— Task objective —
Images are not part of the copy; write out the rest of the data exactly as given.

— Data listing —
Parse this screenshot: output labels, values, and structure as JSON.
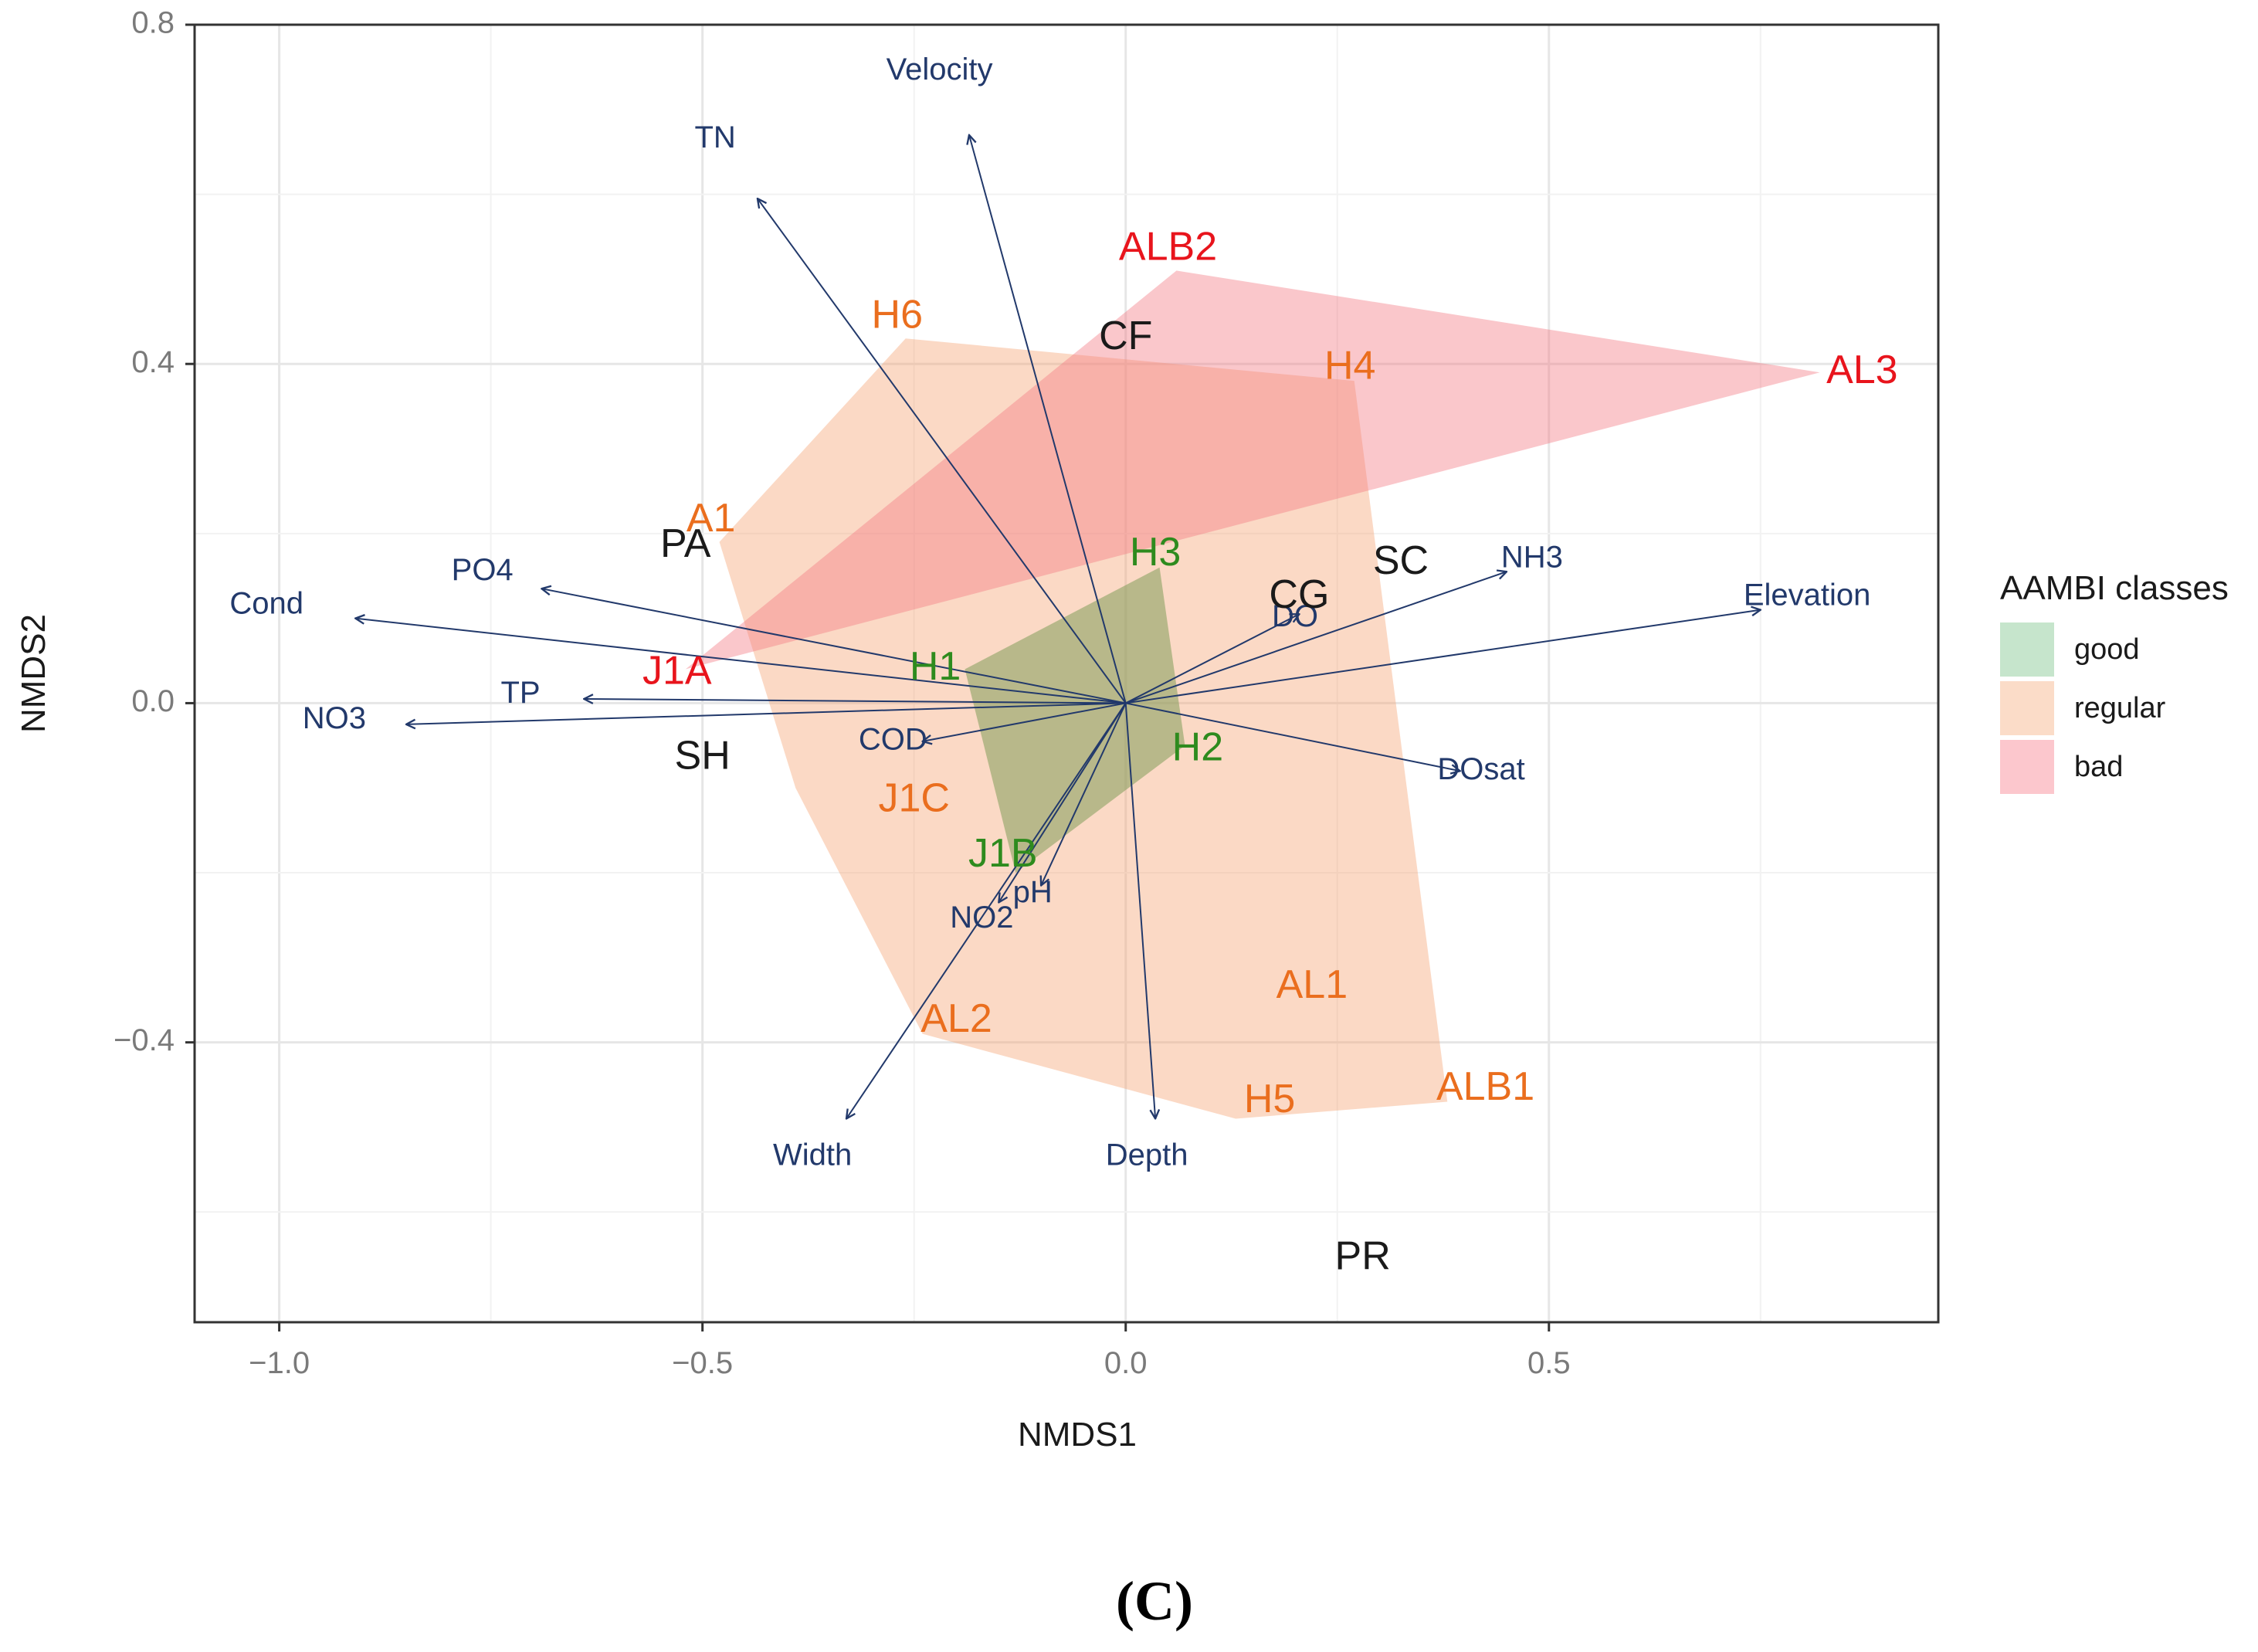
{
  "chart_data": {
    "type": "scatter",
    "subtype": "NMDS ordination biplot",
    "xlabel": "NMDS1",
    "ylabel": "NMDS2",
    "xlim": [
      -1.1,
      0.96
    ],
    "ylim": [
      -0.73,
      0.8
    ],
    "xticks": [
      -1.0,
      -0.5,
      0.0,
      0.5
    ],
    "xtick_labels": [
      "−1.0",
      "−0.5",
      "0.0",
      "0.5"
    ],
    "yticks": [
      -0.4,
      0.0,
      0.4,
      0.8
    ],
    "ytick_labels": [
      "−0.4",
      "0.0",
      "0.4",
      "0.8"
    ],
    "grid": true,
    "panel_label": "(C)",
    "legend": {
      "title": "AAMBI classes",
      "position": "right",
      "entries": [
        {
          "label": "good",
          "color": "#c6e5cc"
        },
        {
          "label": "regular",
          "color": "#fbdcc8"
        },
        {
          "label": "bad",
          "color": "#fcc7cd"
        }
      ]
    },
    "hulls": [
      {
        "class": "regular",
        "fill": "#f6a575",
        "opacity": 0.42,
        "points": [
          [
            -0.48,
            0.19
          ],
          [
            -0.26,
            0.43
          ],
          [
            0.27,
            0.38
          ],
          [
            0.38,
            -0.47
          ],
          [
            0.13,
            -0.49
          ],
          [
            -0.24,
            -0.39
          ],
          [
            -0.39,
            -0.1
          ]
        ]
      },
      {
        "class": "bad",
        "fill": "#f37a82",
        "opacity": 0.42,
        "points": [
          [
            -0.52,
            0.04
          ],
          [
            0.06,
            0.51
          ],
          [
            0.82,
            0.39
          ]
        ]
      },
      {
        "class": "good",
        "fill": "#7a9a55",
        "opacity": 0.52,
        "points": [
          [
            -0.19,
            0.04
          ],
          [
            0.04,
            0.16
          ],
          [
            0.07,
            -0.05
          ],
          [
            -0.13,
            -0.2
          ]
        ]
      }
    ],
    "sites": [
      {
        "label": "ALB2",
        "x": 0.05,
        "y": 0.535,
        "class": "bad",
        "color": "#e8141c"
      },
      {
        "label": "AL3",
        "x": 0.87,
        "y": 0.39,
        "class": "bad",
        "color": "#e8141c"
      },
      {
        "label": "J1A",
        "x": -0.53,
        "y": 0.035,
        "class": "bad",
        "color": "#e8141c"
      },
      {
        "label": "H6",
        "x": -0.27,
        "y": 0.455,
        "class": "regular",
        "color": "#ea6e1e"
      },
      {
        "label": "H4",
        "x": 0.265,
        "y": 0.395,
        "class": "regular",
        "color": "#ea6e1e"
      },
      {
        "label": "A1",
        "x": -0.49,
        "y": 0.215,
        "class": "regular",
        "color": "#ea6e1e"
      },
      {
        "label": "J1C",
        "x": -0.25,
        "y": -0.115,
        "class": "regular",
        "color": "#ea6e1e"
      },
      {
        "label": "AL1",
        "x": 0.22,
        "y": -0.335,
        "class": "regular",
        "color": "#ea6e1e"
      },
      {
        "label": "AL2",
        "x": -0.2,
        "y": -0.375,
        "class": "regular",
        "color": "#ea6e1e"
      },
      {
        "label": "H5",
        "x": 0.17,
        "y": -0.47,
        "class": "regular",
        "color": "#ea6e1e"
      },
      {
        "label": "ALB1",
        "x": 0.425,
        "y": -0.455,
        "class": "regular",
        "color": "#ea6e1e"
      },
      {
        "label": "H3",
        "x": 0.035,
        "y": 0.175,
        "class": "good",
        "color": "#2e8b1e"
      },
      {
        "label": "H1",
        "x": -0.225,
        "y": 0.04,
        "class": "good",
        "color": "#2e8b1e"
      },
      {
        "label": "H2",
        "x": 0.085,
        "y": -0.055,
        "class": "good",
        "color": "#2e8b1e"
      },
      {
        "label": "J1B",
        "x": -0.145,
        "y": -0.18,
        "class": "good",
        "color": "#2e8b1e"
      },
      {
        "label": "CF",
        "x": 0.0,
        "y": 0.43,
        "class": "unclassified",
        "color": "#1a1a1a"
      },
      {
        "label": "PA",
        "x": -0.52,
        "y": 0.185,
        "class": "unclassified",
        "color": "#1a1a1a"
      },
      {
        "label": "CG",
        "x": 0.205,
        "y": 0.125,
        "class": "unclassified",
        "color": "#1a1a1a"
      },
      {
        "label": "SC",
        "x": 0.325,
        "y": 0.165,
        "class": "unclassified",
        "color": "#1a1a1a"
      },
      {
        "label": "SH",
        "x": -0.5,
        "y": -0.065,
        "class": "unclassified",
        "color": "#1a1a1a"
      },
      {
        "label": "PR",
        "x": 0.28,
        "y": -0.655,
        "class": "unclassified",
        "color": "#1a1a1a"
      }
    ],
    "vectors": [
      {
        "label": "Velocity",
        "x": -0.185,
        "y": 0.67,
        "label_x": -0.22,
        "label_y": 0.745
      },
      {
        "label": "TN",
        "x": -0.435,
        "y": 0.595,
        "label_x": -0.485,
        "label_y": 0.665
      },
      {
        "label": "PO4",
        "x": -0.69,
        "y": 0.135,
        "label_x": -0.76,
        "label_y": 0.155
      },
      {
        "label": "Cond",
        "x": -0.91,
        "y": 0.1,
        "label_x": -1.015,
        "label_y": 0.115
      },
      {
        "label": "TP",
        "x": -0.64,
        "y": 0.005,
        "label_x": -0.715,
        "label_y": 0.01
      },
      {
        "label": "NO3",
        "x": -0.85,
        "y": -0.025,
        "label_x": -0.935,
        "label_y": -0.02
      },
      {
        "label": "COD",
        "x": -0.24,
        "y": -0.045,
        "label_x": -0.275,
        "label_y": -0.045
      },
      {
        "label": "NO2",
        "x": -0.15,
        "y": -0.235,
        "label_x": -0.17,
        "label_y": -0.255
      },
      {
        "label": "pH",
        "x": -0.1,
        "y": -0.215,
        "label_x": -0.11,
        "label_y": -0.225
      },
      {
        "label": "Width",
        "x": -0.33,
        "y": -0.49,
        "label_x": -0.37,
        "label_y": -0.535
      },
      {
        "label": "Depth",
        "x": 0.035,
        "y": -0.49,
        "label_x": 0.025,
        "label_y": -0.535
      },
      {
        "label": "DO",
        "x": 0.205,
        "y": 0.105,
        "label_x": 0.2,
        "label_y": 0.1
      },
      {
        "label": "NH3",
        "x": 0.45,
        "y": 0.155,
        "label_x": 0.48,
        "label_y": 0.17
      },
      {
        "label": "Elevation",
        "x": 0.75,
        "y": 0.11,
        "label_x": 0.805,
        "label_y": 0.125
      },
      {
        "label": "DOsat",
        "x": 0.395,
        "y": -0.08,
        "label_x": 0.42,
        "label_y": -0.08
      }
    ]
  }
}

— Finished answer —
Parse this screenshot: output labels, values, and structure as JSON.
{
  "chart_data": {
    "type": "scatter",
    "subtype": "NMDS ordination biplot",
    "xlabel": "NMDS1",
    "ylabel": "NMDS2",
    "xlim": [
      -1.1,
      0.96
    ],
    "ylim": [
      -0.73,
      0.8
    ],
    "xticks": [
      -1.0,
      -0.5,
      0.0,
      0.5
    ],
    "xtick_labels": [
      "−1.0",
      "−0.5",
      "0.0",
      "0.5"
    ],
    "yticks": [
      -0.4,
      0.0,
      0.4,
      0.8
    ],
    "ytick_labels": [
      "−0.4",
      "0.0",
      "0.4",
      "0.8"
    ],
    "grid": true,
    "panel_label": "(C)",
    "legend": {
      "title": "AAMBI classes",
      "position": "right",
      "entries": [
        {
          "label": "good",
          "color": "#c6e5cc"
        },
        {
          "label": "regular",
          "color": "#fbdcc8"
        },
        {
          "label": "bad",
          "color": "#fcc7cd"
        }
      ]
    },
    "hulls": [
      {
        "class": "regular",
        "fill": "#f6a575",
        "opacity": 0.42,
        "points": [
          [
            -0.48,
            0.19
          ],
          [
            -0.26,
            0.43
          ],
          [
            0.27,
            0.38
          ],
          [
            0.38,
            -0.47
          ],
          [
            0.13,
            -0.49
          ],
          [
            -0.24,
            -0.39
          ],
          [
            -0.39,
            -0.1
          ]
        ]
      },
      {
        "class": "bad",
        "fill": "#f37a82",
        "opacity": 0.42,
        "points": [
          [
            -0.52,
            0.04
          ],
          [
            0.06,
            0.51
          ],
          [
            0.82,
            0.39
          ]
        ]
      },
      {
        "class": "good",
        "fill": "#7a9a55",
        "opacity": 0.52,
        "points": [
          [
            -0.19,
            0.04
          ],
          [
            0.04,
            0.16
          ],
          [
            0.07,
            -0.05
          ],
          [
            -0.13,
            -0.2
          ]
        ]
      }
    ],
    "sites": [
      {
        "label": "ALB2",
        "x": 0.05,
        "y": 0.535,
        "class": "bad",
        "color": "#e8141c"
      },
      {
        "label": "AL3",
        "x": 0.87,
        "y": 0.39,
        "class": "bad",
        "color": "#e8141c"
      },
      {
        "label": "J1A",
        "x": -0.53,
        "y": 0.035,
        "class": "bad",
        "color": "#e8141c"
      },
      {
        "label": "H6",
        "x": -0.27,
        "y": 0.455,
        "class": "regular",
        "color": "#ea6e1e"
      },
      {
        "label": "H4",
        "x": 0.265,
        "y": 0.395,
        "class": "regular",
        "color": "#ea6e1e"
      },
      {
        "label": "A1",
        "x": -0.49,
        "y": 0.215,
        "class": "regular",
        "color": "#ea6e1e"
      },
      {
        "label": "J1C",
        "x": -0.25,
        "y": -0.115,
        "class": "regular",
        "color": "#ea6e1e"
      },
      {
        "label": "AL1",
        "x": 0.22,
        "y": -0.335,
        "class": "regular",
        "color": "#ea6e1e"
      },
      {
        "label": "AL2",
        "x": -0.2,
        "y": -0.375,
        "class": "regular",
        "color": "#ea6e1e"
      },
      {
        "label": "H5",
        "x": 0.17,
        "y": -0.47,
        "class": "regular",
        "color": "#ea6e1e"
      },
      {
        "label": "ALB1",
        "x": 0.425,
        "y": -0.455,
        "class": "regular",
        "color": "#ea6e1e"
      },
      {
        "label": "H3",
        "x": 0.035,
        "y": 0.175,
        "class": "good",
        "color": "#2e8b1e"
      },
      {
        "label": "H1",
        "x": -0.225,
        "y": 0.04,
        "class": "good",
        "color": "#2e8b1e"
      },
      {
        "label": "H2",
        "x": 0.085,
        "y": -0.055,
        "class": "good",
        "color": "#2e8b1e"
      },
      {
        "label": "J1B",
        "x": -0.145,
        "y": -0.18,
        "class": "good",
        "color": "#2e8b1e"
      },
      {
        "label": "CF",
        "x": 0.0,
        "y": 0.43,
        "class": "unclassified",
        "color": "#1a1a1a"
      },
      {
        "label": "PA",
        "x": -0.52,
        "y": 0.185,
        "class": "unclassified",
        "color": "#1a1a1a"
      },
      {
        "label": "CG",
        "x": 0.205,
        "y": 0.125,
        "class": "unclassified",
        "color": "#1a1a1a"
      },
      {
        "label": "SC",
        "x": 0.325,
        "y": 0.165,
        "class": "unclassified",
        "color": "#1a1a1a"
      },
      {
        "label": "SH",
        "x": -0.5,
        "y": -0.065,
        "class": "unclassified",
        "color": "#1a1a1a"
      },
      {
        "label": "PR",
        "x": 0.28,
        "y": -0.655,
        "class": "unclassified",
        "color": "#1a1a1a"
      }
    ],
    "vectors": [
      {
        "label": "Velocity",
        "x": -0.185,
        "y": 0.67,
        "label_x": -0.22,
        "label_y": 0.745
      },
      {
        "label": "TN",
        "x": -0.435,
        "y": 0.595,
        "label_x": -0.485,
        "label_y": 0.665
      },
      {
        "label": "PO4",
        "x": -0.69,
        "y": 0.135,
        "label_x": -0.76,
        "label_y": 0.155
      },
      {
        "label": "Cond",
        "x": -0.91,
        "y": 0.1,
        "label_x": -1.015,
        "label_y": 0.115
      },
      {
        "label": "TP",
        "x": -0.64,
        "y": 0.005,
        "label_x": -0.715,
        "label_y": 0.01
      },
      {
        "label": "NO3",
        "x": -0.85,
        "y": -0.025,
        "label_x": -0.935,
        "label_y": -0.02
      },
      {
        "label": "COD",
        "x": -0.24,
        "y": -0.045,
        "label_x": -0.275,
        "label_y": -0.045
      },
      {
        "label": "NO2",
        "x": -0.15,
        "y": -0.235,
        "label_x": -0.17,
        "label_y": -0.255
      },
      {
        "label": "pH",
        "x": -0.1,
        "y": -0.215,
        "label_x": -0.11,
        "label_y": -0.225
      },
      {
        "label": "Width",
        "x": -0.33,
        "y": -0.49,
        "label_x": -0.37,
        "label_y": -0.535
      },
      {
        "label": "Depth",
        "x": 0.035,
        "y": -0.49,
        "label_x": 0.025,
        "label_y": -0.535
      },
      {
        "label": "DO",
        "x": 0.205,
        "y": 0.105,
        "label_x": 0.2,
        "label_y": 0.1
      },
      {
        "label": "NH3",
        "x": 0.45,
        "y": 0.155,
        "label_x": 0.48,
        "label_y": 0.17
      },
      {
        "label": "Elevation",
        "x": 0.75,
        "y": 0.11,
        "label_x": 0.805,
        "label_y": 0.125
      },
      {
        "label": "DOsat",
        "x": 0.395,
        "y": -0.08,
        "label_x": 0.42,
        "label_y": -0.08
      }
    ]
  }
}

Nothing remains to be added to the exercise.